* **WHAT TO WORK ON**
The records below are to be copied word for word, with every picture left out.

┏━━

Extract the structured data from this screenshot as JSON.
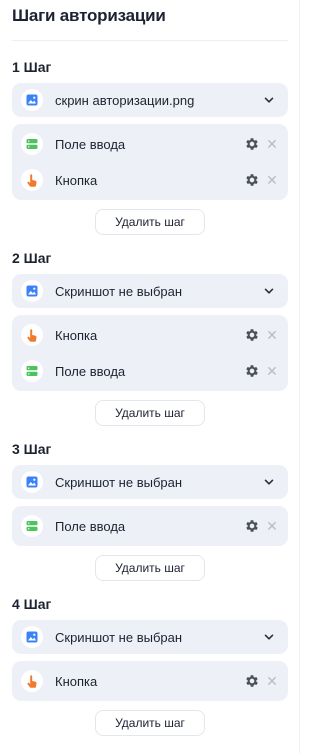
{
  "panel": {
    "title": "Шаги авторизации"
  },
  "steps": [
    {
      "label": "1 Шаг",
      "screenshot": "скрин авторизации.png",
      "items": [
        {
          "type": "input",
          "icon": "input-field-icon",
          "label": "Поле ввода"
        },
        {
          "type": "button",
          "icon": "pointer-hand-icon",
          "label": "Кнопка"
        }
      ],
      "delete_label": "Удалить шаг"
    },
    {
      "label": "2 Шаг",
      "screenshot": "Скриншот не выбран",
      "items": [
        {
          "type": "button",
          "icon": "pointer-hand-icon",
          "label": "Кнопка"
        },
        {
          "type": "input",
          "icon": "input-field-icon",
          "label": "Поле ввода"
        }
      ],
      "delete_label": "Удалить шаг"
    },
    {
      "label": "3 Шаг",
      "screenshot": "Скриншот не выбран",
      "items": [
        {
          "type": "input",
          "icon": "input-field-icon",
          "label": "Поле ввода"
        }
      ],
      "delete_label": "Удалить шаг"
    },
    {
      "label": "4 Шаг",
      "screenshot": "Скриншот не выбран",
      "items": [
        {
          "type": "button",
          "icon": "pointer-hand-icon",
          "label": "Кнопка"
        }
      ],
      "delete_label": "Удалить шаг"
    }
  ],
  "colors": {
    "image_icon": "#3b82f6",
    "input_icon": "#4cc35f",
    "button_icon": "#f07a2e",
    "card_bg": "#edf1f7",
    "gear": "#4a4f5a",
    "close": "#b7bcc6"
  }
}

┗━━

* **OUTPUT OF THE EXERCISE**
Extract the structured data from this screenshot as JSON.
{
  "panel": {
    "title": "Шаги авторизации"
  },
  "steps": [
    {
      "label": "1 Шаг",
      "screenshot": "скрин авторизации.png",
      "items": [
        {
          "type": "input",
          "icon": "input-field-icon",
          "label": "Поле ввода"
        },
        {
          "type": "button",
          "icon": "pointer-hand-icon",
          "label": "Кнопка"
        }
      ],
      "delete_label": "Удалить шаг"
    },
    {
      "label": "2 Шаг",
      "screenshot": "Скриншот не выбран",
      "items": [
        {
          "type": "button",
          "icon": "pointer-hand-icon",
          "label": "Кнопка"
        },
        {
          "type": "input",
          "icon": "input-field-icon",
          "label": "Поле ввода"
        }
      ],
      "delete_label": "Удалить шаг"
    },
    {
      "label": "3 Шаг",
      "screenshot": "Скриншот не выбран",
      "items": [
        {
          "type": "input",
          "icon": "input-field-icon",
          "label": "Поле ввода"
        }
      ],
      "delete_label": "Удалить шаг"
    },
    {
      "label": "4 Шаг",
      "screenshot": "Скриншот не выбран",
      "items": [
        {
          "type": "button",
          "icon": "pointer-hand-icon",
          "label": "Кнопка"
        }
      ],
      "delete_label": "Удалить шаг"
    }
  ],
  "colors": {
    "image_icon": "#3b82f6",
    "input_icon": "#4cc35f",
    "button_icon": "#f07a2e",
    "card_bg": "#edf1f7",
    "gear": "#4a4f5a",
    "close": "#b7bcc6"
  }
}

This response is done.